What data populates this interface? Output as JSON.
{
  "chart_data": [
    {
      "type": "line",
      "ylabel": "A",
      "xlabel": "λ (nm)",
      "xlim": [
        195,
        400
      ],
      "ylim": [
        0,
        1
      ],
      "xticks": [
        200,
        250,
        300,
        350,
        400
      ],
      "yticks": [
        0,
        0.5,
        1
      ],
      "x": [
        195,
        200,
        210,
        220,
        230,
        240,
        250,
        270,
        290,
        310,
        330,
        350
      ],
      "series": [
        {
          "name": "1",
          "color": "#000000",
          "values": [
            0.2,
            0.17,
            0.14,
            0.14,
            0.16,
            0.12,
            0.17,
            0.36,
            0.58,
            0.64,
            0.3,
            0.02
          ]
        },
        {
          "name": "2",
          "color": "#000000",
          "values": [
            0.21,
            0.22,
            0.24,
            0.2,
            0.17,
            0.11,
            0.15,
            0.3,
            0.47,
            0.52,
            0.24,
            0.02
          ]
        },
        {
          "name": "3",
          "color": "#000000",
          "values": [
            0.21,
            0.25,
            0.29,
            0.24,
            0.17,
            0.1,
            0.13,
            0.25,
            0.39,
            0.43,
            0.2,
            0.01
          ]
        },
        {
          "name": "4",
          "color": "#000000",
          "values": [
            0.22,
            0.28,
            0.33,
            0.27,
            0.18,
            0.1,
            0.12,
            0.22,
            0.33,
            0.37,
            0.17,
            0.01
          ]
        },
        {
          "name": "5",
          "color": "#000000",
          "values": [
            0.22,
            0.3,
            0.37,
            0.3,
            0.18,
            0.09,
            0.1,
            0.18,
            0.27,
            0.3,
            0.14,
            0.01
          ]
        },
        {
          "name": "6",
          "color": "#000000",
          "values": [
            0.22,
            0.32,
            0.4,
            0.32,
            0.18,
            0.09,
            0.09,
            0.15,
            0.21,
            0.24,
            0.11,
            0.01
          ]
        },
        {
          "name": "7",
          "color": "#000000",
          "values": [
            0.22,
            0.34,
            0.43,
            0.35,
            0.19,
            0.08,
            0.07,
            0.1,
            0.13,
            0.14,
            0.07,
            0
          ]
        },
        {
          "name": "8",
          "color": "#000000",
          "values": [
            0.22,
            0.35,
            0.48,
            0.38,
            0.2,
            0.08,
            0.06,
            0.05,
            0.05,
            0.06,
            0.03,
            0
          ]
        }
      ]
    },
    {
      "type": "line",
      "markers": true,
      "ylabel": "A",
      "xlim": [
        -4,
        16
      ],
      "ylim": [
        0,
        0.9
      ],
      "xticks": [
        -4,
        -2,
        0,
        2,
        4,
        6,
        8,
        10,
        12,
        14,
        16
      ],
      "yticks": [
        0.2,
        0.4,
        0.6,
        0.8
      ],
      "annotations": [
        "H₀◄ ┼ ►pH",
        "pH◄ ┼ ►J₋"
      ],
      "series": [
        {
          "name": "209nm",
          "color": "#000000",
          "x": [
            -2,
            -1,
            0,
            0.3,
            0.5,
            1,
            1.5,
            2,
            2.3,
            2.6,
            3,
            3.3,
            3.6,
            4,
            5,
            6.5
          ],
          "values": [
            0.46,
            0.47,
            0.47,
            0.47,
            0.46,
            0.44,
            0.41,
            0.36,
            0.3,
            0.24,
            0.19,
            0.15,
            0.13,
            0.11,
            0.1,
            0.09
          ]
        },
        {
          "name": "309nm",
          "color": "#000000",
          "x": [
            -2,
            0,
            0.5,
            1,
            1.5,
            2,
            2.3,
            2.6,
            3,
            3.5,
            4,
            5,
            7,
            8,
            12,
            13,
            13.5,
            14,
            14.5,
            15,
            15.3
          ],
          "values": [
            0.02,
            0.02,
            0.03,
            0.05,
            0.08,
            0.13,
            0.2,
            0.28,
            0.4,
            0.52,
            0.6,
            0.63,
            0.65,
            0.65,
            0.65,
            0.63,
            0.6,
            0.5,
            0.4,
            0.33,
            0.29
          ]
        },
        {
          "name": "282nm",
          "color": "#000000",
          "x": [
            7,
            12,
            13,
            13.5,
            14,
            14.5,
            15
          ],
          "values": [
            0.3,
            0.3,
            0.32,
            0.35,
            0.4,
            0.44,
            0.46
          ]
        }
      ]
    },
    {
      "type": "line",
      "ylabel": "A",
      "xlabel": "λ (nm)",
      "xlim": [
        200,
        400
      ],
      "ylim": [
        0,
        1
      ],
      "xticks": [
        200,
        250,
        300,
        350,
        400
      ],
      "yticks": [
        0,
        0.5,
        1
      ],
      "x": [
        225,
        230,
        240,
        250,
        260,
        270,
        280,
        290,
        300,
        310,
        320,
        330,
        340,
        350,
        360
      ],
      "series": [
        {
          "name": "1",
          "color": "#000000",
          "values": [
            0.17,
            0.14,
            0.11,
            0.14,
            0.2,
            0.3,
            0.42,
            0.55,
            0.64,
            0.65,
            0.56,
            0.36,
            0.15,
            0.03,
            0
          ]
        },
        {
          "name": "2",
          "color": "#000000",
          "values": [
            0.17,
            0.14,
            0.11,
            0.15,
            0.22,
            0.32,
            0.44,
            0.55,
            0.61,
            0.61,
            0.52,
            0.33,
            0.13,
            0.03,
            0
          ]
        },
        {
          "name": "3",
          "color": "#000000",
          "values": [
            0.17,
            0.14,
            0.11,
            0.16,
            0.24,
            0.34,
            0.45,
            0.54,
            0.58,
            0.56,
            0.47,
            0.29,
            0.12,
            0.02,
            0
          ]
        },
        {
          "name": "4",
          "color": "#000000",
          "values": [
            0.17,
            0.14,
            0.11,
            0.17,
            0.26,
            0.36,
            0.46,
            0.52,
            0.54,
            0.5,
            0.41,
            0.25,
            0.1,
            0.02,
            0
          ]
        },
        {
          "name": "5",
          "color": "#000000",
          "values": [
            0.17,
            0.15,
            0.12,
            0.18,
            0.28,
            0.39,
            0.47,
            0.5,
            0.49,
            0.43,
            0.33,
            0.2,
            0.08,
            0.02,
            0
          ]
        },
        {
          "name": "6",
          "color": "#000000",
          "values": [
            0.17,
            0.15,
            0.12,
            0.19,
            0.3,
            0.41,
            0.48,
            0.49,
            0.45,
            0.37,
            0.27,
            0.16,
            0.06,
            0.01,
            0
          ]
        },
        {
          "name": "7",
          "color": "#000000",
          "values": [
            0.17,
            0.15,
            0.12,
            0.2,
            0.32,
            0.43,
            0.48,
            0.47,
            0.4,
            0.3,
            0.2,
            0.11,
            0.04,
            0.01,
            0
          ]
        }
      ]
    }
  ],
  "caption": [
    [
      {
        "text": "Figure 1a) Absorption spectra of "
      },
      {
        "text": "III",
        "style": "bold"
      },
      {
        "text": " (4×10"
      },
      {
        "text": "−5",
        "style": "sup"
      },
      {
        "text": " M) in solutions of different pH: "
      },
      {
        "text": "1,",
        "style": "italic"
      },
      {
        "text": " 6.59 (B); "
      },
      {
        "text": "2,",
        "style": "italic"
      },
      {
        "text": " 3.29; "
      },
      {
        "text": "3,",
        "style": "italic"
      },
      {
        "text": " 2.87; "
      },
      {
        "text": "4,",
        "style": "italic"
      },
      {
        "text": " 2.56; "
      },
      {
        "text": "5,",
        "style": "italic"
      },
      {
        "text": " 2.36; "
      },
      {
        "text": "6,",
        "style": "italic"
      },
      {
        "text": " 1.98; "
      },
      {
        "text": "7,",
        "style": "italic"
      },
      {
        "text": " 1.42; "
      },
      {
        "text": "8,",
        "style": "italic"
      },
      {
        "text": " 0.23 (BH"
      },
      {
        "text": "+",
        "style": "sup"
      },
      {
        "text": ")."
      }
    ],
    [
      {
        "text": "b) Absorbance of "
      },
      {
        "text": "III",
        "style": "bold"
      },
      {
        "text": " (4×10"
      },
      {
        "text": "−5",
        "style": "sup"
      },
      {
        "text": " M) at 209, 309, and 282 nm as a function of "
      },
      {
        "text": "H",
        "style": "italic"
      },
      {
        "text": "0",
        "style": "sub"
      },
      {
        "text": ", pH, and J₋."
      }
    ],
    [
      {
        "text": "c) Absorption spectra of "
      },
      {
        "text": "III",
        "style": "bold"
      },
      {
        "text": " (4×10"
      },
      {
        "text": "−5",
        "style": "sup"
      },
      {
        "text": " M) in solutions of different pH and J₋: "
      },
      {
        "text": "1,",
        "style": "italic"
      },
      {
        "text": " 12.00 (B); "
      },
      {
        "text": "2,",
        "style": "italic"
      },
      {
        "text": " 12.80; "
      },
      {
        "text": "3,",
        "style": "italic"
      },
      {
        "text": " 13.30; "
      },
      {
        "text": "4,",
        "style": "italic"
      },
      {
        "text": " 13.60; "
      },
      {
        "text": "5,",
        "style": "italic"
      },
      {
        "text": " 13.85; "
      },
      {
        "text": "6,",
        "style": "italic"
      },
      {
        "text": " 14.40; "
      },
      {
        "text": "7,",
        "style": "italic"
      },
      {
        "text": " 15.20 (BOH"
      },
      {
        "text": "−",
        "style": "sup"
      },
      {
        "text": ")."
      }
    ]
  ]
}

*Your objective:*
List each line of the entries that holds the string "Absorption".

*Task answer:*
        "text": "Figure 1a) Absorption spectra of "
        "text": "c) Absorption spectra of "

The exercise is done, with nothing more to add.